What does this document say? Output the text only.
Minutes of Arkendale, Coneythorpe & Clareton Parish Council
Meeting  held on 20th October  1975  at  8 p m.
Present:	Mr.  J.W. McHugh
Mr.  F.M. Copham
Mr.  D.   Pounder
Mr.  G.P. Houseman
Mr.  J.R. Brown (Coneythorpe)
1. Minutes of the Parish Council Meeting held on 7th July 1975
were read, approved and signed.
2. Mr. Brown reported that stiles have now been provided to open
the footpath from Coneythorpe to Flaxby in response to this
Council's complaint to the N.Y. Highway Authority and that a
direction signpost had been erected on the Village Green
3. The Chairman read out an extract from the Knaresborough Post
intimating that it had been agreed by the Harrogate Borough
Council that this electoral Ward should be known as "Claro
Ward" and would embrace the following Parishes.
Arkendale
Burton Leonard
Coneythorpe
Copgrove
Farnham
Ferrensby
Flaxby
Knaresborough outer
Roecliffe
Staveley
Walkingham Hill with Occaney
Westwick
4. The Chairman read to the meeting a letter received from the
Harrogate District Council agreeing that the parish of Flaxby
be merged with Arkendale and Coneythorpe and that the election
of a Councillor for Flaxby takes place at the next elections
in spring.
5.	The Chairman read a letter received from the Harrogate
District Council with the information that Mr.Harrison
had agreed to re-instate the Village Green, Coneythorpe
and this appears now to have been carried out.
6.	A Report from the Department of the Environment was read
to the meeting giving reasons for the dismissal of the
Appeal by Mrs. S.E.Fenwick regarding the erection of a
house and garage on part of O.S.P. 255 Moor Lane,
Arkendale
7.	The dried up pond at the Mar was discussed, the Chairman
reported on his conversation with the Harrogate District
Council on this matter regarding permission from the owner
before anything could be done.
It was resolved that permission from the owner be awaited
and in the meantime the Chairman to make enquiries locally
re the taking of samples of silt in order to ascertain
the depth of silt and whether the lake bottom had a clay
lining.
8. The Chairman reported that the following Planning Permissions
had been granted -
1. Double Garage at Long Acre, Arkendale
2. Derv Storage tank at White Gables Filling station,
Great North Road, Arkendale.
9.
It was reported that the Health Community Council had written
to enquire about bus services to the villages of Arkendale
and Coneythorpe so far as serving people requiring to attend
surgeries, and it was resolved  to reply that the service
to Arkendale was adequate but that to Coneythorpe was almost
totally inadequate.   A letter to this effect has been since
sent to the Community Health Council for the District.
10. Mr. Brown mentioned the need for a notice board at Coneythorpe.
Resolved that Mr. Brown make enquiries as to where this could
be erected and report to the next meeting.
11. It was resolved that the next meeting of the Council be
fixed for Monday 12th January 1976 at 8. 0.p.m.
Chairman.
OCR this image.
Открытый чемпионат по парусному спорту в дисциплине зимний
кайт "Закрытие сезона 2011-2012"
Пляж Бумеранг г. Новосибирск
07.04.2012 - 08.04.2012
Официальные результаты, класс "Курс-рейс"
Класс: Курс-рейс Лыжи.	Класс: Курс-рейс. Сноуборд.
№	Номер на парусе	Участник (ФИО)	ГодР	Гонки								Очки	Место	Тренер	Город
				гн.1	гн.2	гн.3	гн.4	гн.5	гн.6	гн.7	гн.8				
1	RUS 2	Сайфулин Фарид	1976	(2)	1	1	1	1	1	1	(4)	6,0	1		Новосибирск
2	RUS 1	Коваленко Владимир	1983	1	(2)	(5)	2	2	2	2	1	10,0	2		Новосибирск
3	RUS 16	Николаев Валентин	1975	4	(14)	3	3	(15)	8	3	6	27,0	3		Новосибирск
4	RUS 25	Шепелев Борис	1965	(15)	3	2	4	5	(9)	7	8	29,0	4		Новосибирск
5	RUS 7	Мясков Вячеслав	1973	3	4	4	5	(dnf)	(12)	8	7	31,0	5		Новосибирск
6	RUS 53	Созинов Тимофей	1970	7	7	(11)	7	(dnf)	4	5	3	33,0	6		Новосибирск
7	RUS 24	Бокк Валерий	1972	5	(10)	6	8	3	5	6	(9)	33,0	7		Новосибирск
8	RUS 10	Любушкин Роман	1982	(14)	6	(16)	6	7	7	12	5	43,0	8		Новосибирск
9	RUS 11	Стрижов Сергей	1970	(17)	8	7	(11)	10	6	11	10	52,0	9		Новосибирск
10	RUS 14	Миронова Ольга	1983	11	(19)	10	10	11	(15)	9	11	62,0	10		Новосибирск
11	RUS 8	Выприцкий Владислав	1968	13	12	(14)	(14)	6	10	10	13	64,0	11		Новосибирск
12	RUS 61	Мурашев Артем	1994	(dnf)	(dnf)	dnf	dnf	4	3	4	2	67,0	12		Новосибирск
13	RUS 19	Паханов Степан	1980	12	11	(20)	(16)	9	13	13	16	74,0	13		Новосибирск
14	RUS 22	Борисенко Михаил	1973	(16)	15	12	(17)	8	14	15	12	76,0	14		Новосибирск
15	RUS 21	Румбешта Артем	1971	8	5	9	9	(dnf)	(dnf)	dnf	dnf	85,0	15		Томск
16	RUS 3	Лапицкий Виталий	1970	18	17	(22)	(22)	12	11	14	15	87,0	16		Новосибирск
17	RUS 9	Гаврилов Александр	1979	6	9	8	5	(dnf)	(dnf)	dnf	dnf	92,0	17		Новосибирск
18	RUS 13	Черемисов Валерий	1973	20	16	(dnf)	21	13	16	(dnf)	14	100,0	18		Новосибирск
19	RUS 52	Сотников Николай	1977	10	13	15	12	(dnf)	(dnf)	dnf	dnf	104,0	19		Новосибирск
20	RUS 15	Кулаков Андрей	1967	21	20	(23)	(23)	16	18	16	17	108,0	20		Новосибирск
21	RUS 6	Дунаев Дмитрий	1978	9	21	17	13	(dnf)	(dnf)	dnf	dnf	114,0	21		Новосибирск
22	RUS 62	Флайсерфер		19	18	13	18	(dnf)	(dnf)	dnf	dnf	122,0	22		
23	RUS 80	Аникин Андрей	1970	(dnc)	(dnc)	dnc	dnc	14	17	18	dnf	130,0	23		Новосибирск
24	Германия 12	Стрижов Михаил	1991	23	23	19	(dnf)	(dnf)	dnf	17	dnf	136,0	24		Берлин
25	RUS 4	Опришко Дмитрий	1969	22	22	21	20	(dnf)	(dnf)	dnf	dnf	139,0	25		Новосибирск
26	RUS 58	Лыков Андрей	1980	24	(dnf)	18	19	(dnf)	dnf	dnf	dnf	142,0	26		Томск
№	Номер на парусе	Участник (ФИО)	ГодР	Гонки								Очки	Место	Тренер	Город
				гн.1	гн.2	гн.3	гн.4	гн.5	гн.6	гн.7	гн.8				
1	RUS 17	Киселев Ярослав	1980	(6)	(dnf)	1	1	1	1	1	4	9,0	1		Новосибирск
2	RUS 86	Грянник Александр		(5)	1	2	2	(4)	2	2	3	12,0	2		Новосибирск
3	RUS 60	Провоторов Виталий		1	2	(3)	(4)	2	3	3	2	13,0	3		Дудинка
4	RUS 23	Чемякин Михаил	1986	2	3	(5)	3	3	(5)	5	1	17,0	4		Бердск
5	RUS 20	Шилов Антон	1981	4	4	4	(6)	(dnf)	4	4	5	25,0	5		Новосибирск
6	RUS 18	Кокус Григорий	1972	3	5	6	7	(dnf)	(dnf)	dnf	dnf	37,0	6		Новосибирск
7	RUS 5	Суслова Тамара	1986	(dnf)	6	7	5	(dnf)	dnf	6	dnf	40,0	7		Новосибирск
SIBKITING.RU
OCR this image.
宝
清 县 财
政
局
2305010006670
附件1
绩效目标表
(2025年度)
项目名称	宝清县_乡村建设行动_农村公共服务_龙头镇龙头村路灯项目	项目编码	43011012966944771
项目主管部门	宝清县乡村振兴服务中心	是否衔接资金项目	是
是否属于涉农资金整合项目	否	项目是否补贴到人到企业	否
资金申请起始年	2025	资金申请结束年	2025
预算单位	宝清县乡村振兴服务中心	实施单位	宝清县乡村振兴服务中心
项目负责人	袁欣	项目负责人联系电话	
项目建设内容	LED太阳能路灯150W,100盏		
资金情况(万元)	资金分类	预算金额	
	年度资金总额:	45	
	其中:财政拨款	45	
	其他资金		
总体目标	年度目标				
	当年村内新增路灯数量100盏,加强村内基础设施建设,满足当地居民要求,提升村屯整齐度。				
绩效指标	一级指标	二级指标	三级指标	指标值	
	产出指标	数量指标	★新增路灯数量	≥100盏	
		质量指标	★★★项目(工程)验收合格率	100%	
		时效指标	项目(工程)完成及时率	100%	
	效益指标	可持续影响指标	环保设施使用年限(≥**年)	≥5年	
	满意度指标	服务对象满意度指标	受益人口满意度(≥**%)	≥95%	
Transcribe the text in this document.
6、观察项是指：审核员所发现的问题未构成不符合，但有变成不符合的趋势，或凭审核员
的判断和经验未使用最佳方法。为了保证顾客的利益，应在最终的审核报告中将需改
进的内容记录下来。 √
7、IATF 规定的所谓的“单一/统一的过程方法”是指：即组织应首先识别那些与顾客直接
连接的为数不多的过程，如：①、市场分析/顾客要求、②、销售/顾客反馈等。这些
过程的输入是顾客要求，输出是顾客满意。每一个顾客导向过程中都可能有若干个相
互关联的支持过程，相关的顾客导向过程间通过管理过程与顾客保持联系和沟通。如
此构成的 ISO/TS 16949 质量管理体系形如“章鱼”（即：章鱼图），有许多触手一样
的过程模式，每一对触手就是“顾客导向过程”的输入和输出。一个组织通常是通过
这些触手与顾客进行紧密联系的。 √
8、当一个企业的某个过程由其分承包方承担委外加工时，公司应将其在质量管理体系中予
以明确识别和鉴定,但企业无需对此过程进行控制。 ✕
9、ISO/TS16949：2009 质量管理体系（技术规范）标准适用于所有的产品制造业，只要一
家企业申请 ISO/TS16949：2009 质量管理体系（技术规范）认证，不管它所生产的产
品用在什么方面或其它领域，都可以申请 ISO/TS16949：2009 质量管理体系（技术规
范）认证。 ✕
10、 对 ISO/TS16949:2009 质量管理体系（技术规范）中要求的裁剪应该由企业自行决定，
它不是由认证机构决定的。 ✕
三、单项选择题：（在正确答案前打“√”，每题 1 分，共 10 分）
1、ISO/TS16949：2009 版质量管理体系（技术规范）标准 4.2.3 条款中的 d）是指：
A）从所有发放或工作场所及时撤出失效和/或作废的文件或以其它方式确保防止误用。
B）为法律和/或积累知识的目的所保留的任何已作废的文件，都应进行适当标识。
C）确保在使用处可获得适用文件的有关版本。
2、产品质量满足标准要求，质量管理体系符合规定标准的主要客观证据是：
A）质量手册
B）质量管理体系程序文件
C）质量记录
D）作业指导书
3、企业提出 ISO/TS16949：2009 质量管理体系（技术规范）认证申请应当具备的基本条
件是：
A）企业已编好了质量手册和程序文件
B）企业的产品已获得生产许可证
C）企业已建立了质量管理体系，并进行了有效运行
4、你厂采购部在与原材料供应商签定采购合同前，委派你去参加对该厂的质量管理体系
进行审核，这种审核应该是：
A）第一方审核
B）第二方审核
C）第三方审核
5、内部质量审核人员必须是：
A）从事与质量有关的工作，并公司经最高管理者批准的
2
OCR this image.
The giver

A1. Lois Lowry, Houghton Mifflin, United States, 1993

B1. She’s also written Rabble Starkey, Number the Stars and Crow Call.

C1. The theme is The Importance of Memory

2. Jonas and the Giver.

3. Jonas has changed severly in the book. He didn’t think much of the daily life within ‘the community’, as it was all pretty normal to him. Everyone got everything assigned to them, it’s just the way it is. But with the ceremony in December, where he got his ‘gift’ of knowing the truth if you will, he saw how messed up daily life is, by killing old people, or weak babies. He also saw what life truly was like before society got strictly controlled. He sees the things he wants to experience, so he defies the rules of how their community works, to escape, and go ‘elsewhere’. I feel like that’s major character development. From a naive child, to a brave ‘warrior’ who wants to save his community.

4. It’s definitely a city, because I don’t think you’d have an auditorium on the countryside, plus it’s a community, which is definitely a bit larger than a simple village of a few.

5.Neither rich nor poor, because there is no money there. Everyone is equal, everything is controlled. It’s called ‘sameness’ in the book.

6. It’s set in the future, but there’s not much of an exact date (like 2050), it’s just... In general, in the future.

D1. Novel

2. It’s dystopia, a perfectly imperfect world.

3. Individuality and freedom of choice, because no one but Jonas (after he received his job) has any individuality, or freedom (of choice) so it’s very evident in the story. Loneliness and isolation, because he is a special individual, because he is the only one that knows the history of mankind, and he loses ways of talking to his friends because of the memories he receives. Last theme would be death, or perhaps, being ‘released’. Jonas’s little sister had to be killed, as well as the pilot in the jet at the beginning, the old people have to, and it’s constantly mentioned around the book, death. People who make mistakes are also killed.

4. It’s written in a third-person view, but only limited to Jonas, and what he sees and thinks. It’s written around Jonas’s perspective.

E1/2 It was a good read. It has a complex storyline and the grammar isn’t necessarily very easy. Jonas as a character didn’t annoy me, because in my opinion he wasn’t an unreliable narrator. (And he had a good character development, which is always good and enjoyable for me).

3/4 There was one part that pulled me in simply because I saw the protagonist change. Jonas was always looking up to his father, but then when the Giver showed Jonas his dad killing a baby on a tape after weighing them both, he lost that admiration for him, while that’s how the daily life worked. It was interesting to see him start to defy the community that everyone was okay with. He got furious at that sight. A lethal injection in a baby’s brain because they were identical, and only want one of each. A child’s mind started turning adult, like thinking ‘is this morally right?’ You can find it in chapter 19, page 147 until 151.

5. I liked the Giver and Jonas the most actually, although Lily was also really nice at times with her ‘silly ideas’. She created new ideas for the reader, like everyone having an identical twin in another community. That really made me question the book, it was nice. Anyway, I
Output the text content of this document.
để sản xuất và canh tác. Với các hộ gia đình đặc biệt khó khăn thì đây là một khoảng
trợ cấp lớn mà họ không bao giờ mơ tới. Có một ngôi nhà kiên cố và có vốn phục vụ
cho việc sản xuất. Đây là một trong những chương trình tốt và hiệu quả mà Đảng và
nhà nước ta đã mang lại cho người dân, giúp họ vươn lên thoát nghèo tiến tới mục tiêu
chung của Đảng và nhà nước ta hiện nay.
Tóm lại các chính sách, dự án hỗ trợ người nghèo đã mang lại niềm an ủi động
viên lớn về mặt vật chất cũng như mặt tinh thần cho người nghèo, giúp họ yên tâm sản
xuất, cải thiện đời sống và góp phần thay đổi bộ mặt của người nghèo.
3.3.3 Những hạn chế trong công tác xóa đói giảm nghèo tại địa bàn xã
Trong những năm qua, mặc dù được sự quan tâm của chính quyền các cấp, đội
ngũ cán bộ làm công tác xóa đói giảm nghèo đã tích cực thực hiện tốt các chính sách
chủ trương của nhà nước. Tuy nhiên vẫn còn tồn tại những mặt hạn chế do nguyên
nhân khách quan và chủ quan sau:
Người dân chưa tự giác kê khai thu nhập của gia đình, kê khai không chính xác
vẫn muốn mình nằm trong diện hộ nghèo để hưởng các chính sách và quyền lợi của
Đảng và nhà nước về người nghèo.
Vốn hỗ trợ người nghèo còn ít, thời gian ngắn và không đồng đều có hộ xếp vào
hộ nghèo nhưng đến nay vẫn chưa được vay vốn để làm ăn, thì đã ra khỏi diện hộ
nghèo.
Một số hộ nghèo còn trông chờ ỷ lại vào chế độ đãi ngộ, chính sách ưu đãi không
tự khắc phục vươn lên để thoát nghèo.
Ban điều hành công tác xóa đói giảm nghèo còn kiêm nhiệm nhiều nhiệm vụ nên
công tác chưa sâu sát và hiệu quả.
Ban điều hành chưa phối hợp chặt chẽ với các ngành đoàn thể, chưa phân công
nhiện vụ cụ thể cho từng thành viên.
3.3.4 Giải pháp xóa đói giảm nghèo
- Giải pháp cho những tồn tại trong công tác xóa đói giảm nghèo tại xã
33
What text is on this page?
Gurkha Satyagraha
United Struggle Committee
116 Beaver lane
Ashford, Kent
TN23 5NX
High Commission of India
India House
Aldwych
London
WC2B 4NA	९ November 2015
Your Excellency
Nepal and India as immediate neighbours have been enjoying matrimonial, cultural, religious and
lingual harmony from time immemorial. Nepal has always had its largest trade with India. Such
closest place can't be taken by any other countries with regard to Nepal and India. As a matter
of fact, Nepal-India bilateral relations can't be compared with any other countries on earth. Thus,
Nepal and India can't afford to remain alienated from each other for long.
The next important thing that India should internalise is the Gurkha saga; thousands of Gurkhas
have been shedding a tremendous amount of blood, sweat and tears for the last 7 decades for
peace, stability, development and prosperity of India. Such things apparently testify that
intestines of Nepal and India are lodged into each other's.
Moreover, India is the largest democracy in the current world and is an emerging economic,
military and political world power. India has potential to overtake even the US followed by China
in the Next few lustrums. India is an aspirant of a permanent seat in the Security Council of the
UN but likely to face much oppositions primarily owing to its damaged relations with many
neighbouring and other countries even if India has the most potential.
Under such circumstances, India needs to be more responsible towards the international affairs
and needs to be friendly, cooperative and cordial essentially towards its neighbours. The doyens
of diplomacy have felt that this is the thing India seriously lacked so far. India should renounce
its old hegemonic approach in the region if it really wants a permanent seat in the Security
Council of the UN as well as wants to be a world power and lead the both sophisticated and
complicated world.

..........

= WRITTEN TASK =
Read through the lines above and collect those that contain the string "mang".

= EXERCISE SOLUTION =
nhà nước ta đã mang lại cho người dân, giúp họ vươn lên thoát nghèo tiến tới mục tiêu
Tóm lại các chính sách, dự án hỗ trợ người nghèo đã mang lại niềm an ủi động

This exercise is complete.